Count how many lines contain the word "Desproporción". Please give only the number.

Dataset listings of figures:
## Start

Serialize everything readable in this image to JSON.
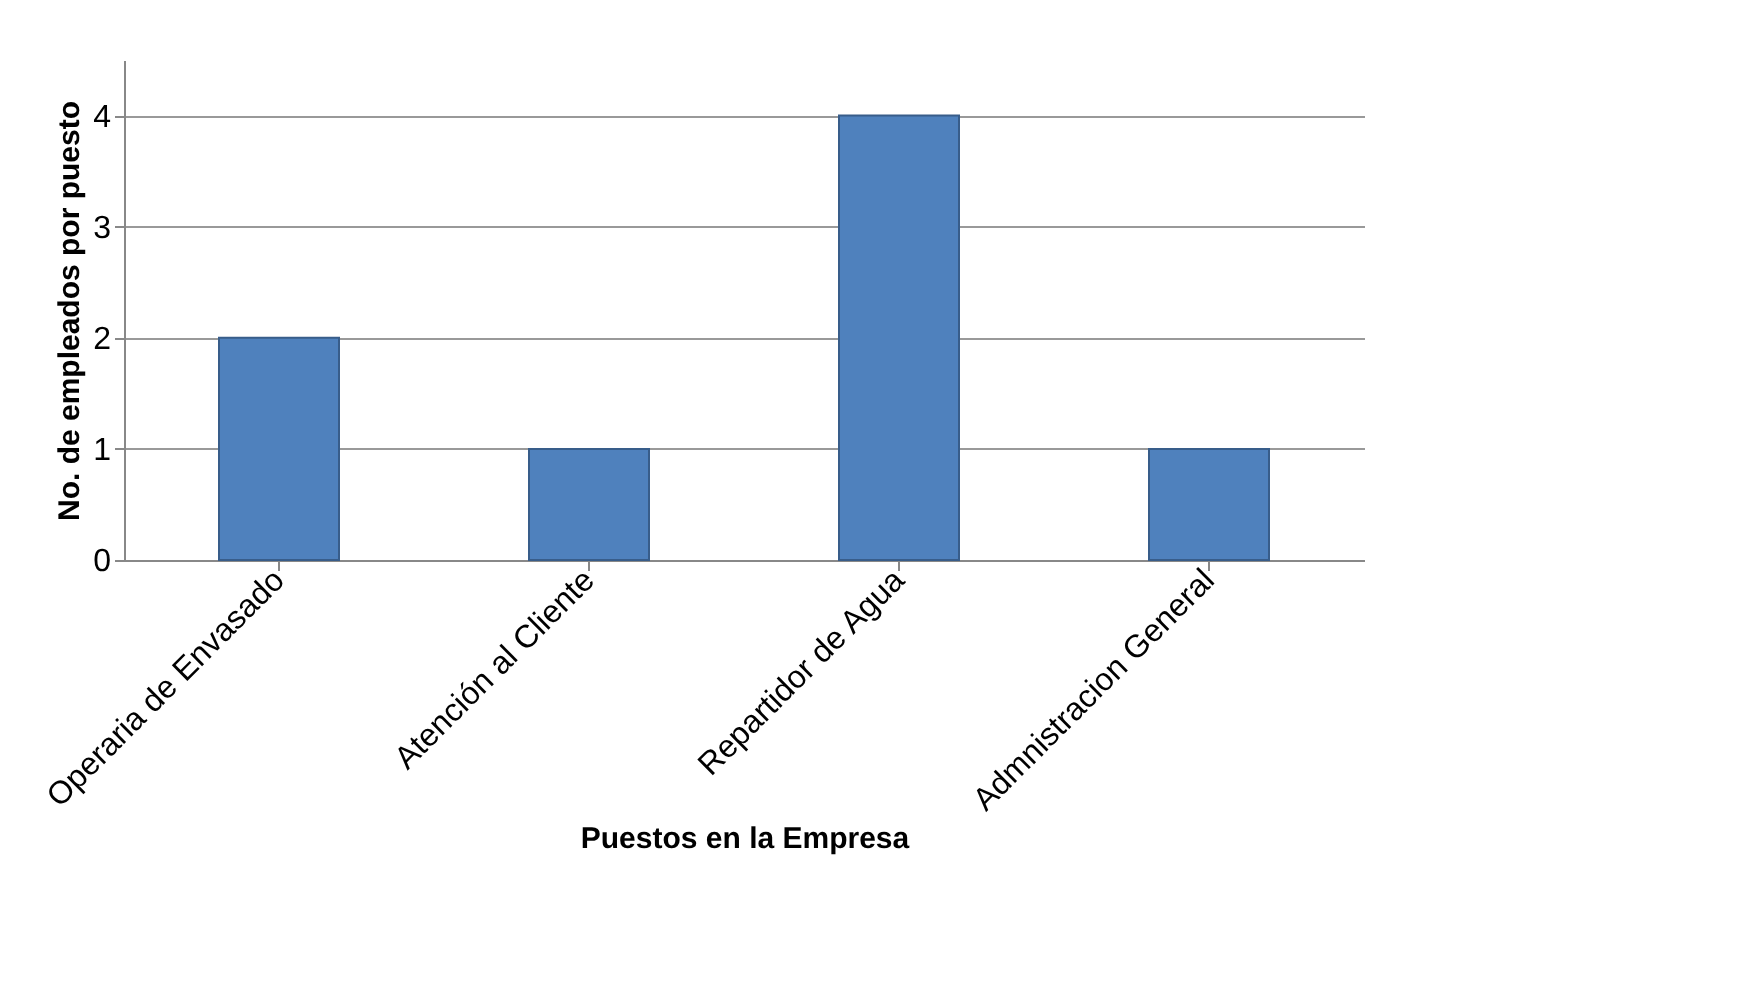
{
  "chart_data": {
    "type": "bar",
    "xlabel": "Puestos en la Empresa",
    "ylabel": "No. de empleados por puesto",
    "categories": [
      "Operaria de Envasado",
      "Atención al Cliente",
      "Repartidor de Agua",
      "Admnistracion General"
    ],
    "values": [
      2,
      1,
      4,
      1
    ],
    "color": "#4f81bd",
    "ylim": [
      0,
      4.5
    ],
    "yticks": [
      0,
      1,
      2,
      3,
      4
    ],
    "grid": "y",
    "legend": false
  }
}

## End
## Start

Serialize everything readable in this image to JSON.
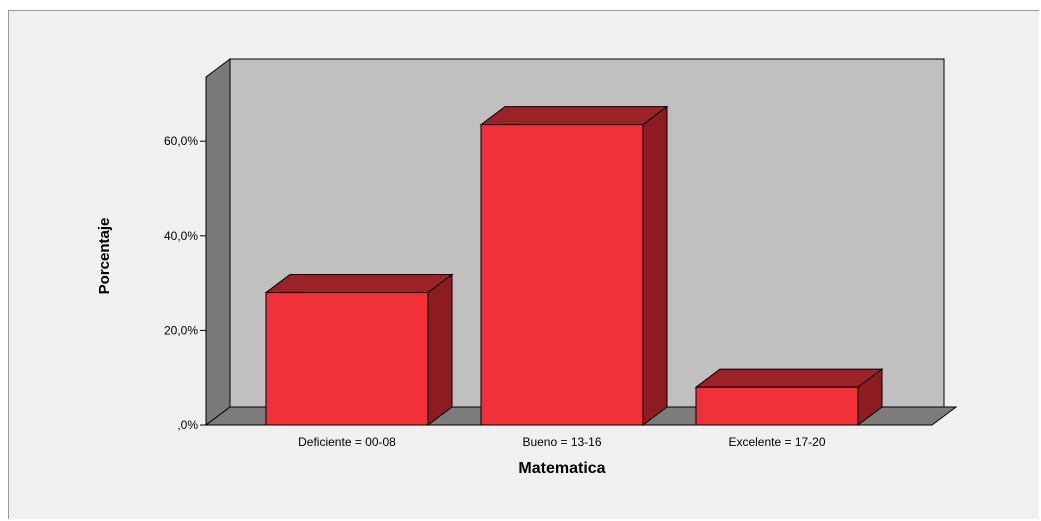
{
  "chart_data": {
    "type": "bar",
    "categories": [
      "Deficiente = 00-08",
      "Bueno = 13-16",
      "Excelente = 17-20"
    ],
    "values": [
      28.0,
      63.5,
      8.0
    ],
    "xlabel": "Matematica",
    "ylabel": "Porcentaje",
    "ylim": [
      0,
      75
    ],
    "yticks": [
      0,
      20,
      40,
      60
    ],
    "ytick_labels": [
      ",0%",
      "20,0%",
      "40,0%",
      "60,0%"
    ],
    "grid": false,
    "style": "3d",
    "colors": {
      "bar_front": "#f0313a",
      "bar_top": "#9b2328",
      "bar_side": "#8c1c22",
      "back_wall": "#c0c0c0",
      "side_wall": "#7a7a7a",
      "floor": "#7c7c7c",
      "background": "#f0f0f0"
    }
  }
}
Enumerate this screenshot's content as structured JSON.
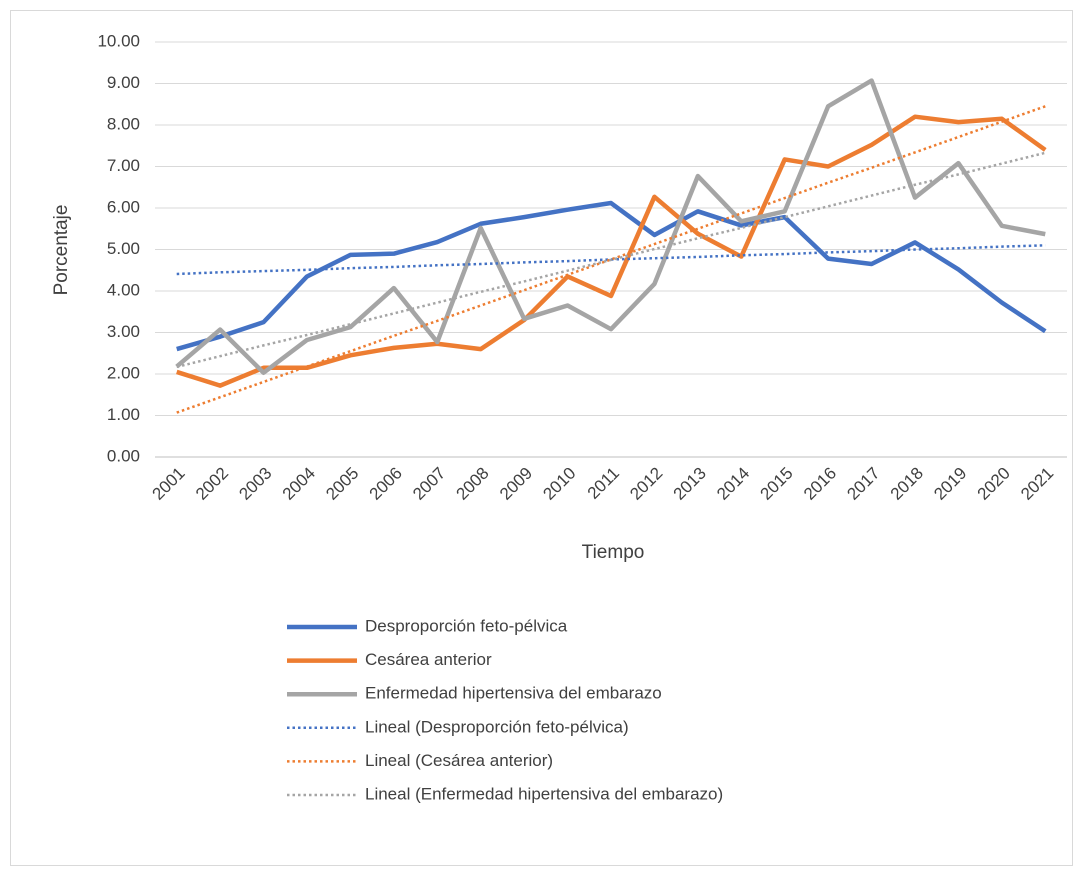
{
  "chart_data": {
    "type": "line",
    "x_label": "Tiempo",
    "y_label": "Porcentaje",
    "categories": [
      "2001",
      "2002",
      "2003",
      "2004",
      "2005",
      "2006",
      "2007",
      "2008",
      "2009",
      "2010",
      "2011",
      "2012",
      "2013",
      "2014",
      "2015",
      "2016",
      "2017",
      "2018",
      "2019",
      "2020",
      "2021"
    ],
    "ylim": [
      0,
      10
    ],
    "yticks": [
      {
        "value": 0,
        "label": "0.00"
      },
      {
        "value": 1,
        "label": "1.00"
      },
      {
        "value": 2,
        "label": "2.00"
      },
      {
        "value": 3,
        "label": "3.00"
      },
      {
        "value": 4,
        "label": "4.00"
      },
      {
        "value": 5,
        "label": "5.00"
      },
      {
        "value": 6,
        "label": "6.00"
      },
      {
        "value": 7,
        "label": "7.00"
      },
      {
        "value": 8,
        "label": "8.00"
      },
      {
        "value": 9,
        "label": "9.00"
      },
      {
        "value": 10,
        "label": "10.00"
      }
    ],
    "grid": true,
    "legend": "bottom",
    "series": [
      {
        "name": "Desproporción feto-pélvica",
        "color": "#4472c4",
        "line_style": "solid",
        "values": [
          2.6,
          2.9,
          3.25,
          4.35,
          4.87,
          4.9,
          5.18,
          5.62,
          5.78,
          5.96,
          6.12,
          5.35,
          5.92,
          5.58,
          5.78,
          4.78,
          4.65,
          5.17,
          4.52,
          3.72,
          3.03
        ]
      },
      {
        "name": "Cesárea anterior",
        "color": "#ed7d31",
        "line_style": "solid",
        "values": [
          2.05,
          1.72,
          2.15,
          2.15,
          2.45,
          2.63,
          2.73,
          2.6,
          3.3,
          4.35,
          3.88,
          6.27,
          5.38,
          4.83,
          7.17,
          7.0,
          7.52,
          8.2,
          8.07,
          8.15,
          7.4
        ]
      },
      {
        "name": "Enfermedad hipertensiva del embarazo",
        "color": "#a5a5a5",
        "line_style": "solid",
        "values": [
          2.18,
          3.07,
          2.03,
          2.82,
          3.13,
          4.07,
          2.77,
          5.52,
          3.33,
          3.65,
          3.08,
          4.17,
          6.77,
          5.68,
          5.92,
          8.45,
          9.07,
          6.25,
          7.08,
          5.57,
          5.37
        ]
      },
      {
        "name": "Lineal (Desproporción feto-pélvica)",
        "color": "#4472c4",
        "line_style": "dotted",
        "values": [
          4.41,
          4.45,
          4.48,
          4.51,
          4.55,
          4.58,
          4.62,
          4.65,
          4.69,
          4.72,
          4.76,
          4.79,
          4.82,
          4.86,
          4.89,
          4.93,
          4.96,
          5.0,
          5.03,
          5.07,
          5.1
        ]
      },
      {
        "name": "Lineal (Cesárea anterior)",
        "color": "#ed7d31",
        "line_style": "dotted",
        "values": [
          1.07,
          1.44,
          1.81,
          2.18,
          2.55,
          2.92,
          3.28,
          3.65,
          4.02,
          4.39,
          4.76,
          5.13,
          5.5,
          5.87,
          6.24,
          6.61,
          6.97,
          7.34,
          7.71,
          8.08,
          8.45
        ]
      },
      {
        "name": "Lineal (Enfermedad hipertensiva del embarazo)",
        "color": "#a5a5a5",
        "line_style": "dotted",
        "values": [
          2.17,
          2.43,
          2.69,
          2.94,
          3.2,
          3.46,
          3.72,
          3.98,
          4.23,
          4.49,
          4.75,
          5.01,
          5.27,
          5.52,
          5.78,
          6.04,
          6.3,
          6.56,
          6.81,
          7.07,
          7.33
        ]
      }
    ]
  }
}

## End
## Start

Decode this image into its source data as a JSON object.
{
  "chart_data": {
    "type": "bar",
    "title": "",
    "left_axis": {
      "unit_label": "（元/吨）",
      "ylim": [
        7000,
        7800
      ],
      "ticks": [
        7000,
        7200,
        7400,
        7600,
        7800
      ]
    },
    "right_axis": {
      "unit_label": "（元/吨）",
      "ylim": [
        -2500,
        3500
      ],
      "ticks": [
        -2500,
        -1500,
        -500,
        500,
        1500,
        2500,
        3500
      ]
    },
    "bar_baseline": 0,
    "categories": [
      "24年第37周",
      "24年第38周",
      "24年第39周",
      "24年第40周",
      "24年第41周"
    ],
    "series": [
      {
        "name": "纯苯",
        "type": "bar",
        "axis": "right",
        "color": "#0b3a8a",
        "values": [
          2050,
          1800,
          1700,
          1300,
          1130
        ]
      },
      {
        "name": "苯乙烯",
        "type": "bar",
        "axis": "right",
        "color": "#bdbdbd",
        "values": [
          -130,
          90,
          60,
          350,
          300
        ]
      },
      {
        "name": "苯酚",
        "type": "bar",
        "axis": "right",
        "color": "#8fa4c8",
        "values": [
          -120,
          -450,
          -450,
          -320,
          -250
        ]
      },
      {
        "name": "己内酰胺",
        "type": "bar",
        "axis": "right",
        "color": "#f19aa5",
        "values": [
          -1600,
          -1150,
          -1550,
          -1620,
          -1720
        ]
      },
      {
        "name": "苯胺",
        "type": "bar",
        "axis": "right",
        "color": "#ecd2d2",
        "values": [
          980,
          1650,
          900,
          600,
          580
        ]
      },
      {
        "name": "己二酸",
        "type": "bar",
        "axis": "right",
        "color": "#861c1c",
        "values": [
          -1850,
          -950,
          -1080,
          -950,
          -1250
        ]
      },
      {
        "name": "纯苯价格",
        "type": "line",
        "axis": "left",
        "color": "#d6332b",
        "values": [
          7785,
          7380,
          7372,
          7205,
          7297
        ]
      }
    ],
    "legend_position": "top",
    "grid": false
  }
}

## End

## Task answer
2